Task prompt
Starting at the line that contains "List all visible" and stopping after the line that contains "bars-group: 23,387 23,759", recast the lines below as a Markdown table with the columns Row and Text. Number each row and leave out any blank lines.
-- Start of Material for this exercise --
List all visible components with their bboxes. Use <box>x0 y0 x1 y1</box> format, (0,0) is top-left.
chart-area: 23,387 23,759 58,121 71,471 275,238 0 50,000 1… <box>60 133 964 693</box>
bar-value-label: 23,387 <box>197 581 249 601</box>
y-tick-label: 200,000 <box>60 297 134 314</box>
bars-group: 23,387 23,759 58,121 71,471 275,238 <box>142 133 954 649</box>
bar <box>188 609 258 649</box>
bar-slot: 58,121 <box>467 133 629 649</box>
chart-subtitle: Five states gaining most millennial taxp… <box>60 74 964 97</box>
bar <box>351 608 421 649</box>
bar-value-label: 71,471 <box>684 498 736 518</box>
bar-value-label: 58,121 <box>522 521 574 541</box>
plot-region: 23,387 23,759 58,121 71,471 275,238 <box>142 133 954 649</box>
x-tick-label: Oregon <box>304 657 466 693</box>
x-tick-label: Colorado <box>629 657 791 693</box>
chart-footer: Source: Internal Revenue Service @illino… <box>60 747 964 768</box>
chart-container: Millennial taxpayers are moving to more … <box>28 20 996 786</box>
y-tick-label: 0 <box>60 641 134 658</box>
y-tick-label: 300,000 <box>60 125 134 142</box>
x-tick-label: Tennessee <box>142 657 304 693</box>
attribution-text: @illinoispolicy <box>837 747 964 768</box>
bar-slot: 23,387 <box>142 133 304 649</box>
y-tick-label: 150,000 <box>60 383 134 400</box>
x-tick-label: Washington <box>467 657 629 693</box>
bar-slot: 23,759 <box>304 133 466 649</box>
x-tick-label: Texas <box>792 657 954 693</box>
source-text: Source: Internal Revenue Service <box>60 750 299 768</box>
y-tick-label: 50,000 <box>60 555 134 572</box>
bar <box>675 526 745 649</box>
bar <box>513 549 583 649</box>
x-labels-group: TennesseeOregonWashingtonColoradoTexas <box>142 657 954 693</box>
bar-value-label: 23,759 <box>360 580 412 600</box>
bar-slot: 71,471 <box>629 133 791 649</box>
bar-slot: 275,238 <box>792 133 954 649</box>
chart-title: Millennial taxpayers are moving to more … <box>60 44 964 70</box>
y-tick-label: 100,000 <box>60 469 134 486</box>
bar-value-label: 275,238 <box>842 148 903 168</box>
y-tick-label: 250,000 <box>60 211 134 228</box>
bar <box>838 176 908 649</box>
-- End of Material for this exercise --
-- Start of Material for this exercise --
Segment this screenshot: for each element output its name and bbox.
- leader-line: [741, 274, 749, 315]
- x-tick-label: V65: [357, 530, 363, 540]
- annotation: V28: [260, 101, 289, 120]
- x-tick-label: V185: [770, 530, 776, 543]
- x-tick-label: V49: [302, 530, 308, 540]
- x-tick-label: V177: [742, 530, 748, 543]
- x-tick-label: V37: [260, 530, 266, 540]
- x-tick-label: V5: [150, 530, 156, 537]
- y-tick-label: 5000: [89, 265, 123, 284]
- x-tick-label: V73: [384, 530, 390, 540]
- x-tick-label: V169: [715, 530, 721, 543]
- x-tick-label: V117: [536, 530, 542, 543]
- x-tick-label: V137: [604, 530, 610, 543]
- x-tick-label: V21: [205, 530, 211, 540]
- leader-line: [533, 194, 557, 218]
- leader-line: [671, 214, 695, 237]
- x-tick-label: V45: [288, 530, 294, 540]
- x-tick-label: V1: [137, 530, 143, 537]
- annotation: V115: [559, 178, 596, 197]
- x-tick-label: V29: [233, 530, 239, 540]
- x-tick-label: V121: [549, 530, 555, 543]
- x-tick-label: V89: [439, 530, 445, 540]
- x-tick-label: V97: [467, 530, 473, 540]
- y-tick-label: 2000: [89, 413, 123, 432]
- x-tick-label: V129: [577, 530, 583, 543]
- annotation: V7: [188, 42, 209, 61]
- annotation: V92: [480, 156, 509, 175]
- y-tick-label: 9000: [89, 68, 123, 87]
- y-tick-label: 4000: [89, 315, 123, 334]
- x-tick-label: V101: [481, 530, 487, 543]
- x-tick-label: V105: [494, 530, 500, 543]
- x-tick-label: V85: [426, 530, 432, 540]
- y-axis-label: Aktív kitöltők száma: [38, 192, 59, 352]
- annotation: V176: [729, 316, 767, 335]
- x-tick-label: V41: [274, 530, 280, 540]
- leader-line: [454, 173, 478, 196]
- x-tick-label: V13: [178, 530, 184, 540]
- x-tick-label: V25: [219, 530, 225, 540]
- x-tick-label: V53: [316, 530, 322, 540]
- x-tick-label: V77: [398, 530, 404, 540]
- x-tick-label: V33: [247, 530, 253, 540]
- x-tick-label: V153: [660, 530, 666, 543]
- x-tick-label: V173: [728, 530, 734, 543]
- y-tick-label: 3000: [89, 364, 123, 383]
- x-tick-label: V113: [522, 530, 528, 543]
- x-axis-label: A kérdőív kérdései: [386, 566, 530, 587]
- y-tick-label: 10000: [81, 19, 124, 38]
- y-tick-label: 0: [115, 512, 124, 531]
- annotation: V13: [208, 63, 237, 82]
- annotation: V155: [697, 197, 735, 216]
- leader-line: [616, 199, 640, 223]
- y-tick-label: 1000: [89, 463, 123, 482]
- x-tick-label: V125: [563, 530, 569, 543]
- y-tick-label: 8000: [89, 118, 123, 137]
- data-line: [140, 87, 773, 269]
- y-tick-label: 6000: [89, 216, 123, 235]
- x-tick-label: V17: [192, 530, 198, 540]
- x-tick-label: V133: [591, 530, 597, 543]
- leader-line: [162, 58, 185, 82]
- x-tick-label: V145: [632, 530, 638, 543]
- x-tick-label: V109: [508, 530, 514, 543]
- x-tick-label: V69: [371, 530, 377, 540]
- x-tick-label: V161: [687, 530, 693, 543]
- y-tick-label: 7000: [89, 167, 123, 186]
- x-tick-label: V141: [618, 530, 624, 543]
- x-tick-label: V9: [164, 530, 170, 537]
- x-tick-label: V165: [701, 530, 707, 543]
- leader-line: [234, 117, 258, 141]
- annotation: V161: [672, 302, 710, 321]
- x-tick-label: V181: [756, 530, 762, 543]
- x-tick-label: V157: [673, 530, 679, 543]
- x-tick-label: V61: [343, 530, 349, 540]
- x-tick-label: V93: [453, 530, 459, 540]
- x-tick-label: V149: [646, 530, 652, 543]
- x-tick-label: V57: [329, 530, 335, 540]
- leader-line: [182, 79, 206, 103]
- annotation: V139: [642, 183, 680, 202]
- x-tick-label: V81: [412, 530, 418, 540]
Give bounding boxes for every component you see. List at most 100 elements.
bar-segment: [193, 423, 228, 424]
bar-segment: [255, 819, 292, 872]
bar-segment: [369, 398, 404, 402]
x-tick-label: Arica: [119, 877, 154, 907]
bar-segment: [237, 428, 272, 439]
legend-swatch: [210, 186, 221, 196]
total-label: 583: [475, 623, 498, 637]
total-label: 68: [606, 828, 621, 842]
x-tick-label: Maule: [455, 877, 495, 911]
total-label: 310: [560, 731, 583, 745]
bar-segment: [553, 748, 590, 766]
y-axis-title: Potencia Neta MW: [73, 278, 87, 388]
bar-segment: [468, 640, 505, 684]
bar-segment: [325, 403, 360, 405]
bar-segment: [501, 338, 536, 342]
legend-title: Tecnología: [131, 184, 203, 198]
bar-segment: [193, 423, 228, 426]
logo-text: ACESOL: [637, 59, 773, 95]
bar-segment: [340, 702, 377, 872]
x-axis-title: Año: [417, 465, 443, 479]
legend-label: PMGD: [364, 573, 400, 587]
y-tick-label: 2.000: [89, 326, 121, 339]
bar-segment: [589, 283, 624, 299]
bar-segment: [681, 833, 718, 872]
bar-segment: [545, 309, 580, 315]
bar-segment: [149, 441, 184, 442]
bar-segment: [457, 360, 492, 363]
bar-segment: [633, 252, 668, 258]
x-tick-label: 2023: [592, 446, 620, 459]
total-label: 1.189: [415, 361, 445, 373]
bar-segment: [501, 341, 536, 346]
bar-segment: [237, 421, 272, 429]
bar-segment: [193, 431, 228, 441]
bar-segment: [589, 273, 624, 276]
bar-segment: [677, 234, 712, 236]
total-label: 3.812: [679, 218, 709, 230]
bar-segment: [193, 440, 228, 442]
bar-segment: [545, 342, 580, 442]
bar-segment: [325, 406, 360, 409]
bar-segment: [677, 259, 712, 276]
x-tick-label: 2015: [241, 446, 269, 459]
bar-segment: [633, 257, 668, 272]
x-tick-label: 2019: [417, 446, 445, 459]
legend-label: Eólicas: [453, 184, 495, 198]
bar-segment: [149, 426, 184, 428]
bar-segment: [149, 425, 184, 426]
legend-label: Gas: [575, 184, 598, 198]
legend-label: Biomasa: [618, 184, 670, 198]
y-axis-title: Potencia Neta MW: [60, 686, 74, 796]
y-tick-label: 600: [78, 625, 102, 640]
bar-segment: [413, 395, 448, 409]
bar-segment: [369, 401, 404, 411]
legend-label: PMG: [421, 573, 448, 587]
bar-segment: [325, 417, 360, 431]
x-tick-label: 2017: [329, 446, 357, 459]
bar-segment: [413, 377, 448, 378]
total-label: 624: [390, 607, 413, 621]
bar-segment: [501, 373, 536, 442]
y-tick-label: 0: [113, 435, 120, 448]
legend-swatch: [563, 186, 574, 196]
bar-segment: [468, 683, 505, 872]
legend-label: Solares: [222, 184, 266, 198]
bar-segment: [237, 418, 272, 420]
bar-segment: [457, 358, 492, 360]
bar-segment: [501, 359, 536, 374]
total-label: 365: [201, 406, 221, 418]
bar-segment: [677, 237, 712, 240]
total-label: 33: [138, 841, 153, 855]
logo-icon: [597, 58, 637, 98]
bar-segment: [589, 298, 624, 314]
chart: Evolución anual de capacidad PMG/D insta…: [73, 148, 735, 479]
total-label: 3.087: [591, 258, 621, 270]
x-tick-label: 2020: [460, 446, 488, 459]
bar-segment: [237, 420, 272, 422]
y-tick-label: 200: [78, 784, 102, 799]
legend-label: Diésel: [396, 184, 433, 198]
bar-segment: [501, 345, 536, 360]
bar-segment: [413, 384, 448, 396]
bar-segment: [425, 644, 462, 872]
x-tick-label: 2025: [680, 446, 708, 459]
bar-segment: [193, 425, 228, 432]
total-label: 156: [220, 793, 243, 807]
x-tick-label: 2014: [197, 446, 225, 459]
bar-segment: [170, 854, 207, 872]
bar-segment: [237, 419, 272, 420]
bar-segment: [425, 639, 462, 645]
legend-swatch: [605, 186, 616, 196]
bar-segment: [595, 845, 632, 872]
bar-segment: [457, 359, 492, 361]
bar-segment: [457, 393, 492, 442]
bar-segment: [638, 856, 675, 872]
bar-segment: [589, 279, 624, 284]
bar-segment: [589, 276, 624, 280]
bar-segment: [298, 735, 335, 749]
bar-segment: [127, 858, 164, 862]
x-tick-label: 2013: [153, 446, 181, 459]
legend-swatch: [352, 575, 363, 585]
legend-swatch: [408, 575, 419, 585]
-- End of Material for this exercise --
The completed task
| Row | Text |
|---|---|
| 1 | List all visible components with their bboxes. Use <box>x0 y0 x1 y1</box> format, (0,0) is top-left. |
| 2 | chart-area: 23,387 23,759 58,121 71,471 275,238 0 50,000 1… <box>60 133 964 693</box> |
| 3 | bar-value-label: 23,387 <box>197 581 249 601</box> |
| 4 | y-tick-label: 200,000 <box>60 297 134 314</box> |
| 5 | bars-group: 23,387 23,759 58,121 71,471 275,238 <box>142 133 954 649</box> |